__Task set__:
• A. In the passage on God and the infinite, write out the text from "Take for example, number." up to and including "to enclose them.", using "limit" in place of "boundary".
• B. Extend the passage on God, infinity, and boundaries, starting after its final sentence.

──────── Page excerpt

In short, if God is infinite, then he cannot be known, even by himself, because to know something is to render it finite, and God cannot be something other than God, i.e., infinite.
Take for example, number. Does God know the last number? Of course not. Numbers go on forever. There is no end and therefore no boundary in which to enclose them.
To exist requires boundaries, which is why it is proper to say that God doesn't "exist" to begin with. Creatures exist. The Creator does not. "Existence" is a property of, or analogy to, something else.
Schuon defines matter as "the sensible manifestation of existence as such." This implies that there are insensible manifestations of existence, which indeed there are. That is to say, all matter in existence is suffused with boundaries which are the effect of ideas.
Or in other words, as Schuon writes, "form is the manifestation of an 'idea,'" or "of a particular possibility." Thus, both form and substance, idea and matter, are limitations on possibility, rendering the infinite finite.
Even so, there is always nonlocal unity beneath the local diversity, which one might say is a shadow of the Absolute.

────────────────
──────── Material

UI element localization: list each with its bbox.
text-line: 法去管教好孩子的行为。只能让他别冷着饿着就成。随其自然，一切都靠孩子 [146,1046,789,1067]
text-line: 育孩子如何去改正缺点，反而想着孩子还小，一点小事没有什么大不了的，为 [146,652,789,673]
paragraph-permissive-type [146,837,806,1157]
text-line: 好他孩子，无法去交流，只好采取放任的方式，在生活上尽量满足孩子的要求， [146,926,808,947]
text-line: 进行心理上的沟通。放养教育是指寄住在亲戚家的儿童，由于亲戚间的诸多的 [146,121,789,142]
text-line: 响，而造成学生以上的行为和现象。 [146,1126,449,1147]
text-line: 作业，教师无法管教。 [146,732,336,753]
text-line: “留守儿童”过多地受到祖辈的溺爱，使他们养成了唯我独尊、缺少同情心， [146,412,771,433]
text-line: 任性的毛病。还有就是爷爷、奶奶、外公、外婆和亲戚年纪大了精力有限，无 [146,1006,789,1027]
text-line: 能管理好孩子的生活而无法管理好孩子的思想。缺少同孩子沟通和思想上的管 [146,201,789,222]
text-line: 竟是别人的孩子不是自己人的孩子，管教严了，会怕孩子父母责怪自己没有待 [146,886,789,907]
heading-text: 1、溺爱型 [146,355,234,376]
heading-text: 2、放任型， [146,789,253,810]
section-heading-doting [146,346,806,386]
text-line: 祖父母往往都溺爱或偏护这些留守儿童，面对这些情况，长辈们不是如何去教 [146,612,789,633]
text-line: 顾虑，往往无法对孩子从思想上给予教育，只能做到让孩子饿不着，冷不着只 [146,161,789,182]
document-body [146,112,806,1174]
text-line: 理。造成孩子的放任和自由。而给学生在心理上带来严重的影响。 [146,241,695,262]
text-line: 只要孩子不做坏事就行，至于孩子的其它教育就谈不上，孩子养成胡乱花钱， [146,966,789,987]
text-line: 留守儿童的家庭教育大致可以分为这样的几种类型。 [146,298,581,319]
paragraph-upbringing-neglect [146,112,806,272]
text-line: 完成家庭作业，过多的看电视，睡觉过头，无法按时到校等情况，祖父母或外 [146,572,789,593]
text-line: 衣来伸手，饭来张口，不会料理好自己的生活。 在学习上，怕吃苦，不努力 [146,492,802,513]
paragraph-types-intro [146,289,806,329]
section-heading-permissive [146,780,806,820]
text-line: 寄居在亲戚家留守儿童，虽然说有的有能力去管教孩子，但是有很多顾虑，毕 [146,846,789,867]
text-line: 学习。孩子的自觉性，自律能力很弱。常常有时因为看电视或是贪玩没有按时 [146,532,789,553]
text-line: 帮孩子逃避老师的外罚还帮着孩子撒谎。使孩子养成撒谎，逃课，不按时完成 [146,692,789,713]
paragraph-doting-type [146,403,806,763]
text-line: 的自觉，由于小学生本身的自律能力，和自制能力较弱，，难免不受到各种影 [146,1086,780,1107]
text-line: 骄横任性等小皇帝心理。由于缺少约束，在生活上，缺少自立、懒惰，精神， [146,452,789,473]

────────────────

__Answers__:
• A.
Take for example, number. Does God know the last number? Of course not. Numbers go on forever. There is no end and therefore no limit in which to enclose them.

• B.
For example, although number goes on forever, there is no conceivable number that could be so far out as to become "detached" from the rest. Underneath the diversity of mathematics is always a continuum of unity; math is just multiples of one, or the endless variety of One-ness: unity prolonged. Even a fraction -- i.e., less than one -- must still partake of oneness, or it couldn't be defined.
Ah, but what about irrational numbers such as pi? Pi has "no solution." It has no end and therefore no boundary. As such, even God cannot know it, since it trails off into infinity, just as he does. So, does pi exist?
I don't know. I've never thought about it before. I would say that this only goes to show that there exist truths that cannot be proved with strict logic. In other words, we know that there must be a constant ratio between the diameter and circumference of a circle, even if it cannot be reduced to a fully rational expression.
Maybe the problem is that circles don't actually exist, any more than points or lines do. Rather, these are mental abstractions, pure forms that are never seen in matter. Or to plagiaphrase Benoit Mandelbrot, clouds aren't spheres, mountains aren't cones, coastlines aren't circles, and bark isn't smooth.
Speaking of Mandelbrot, one of his bestest ideas is that -- and I'm expressing this in my own way -- the immanent is just as infinite as the transcendent. For example, a coastline is not actually a finite boundary, but rather, is infinite. Thus, Tonga, for instance, is actually "enclosed in infinity."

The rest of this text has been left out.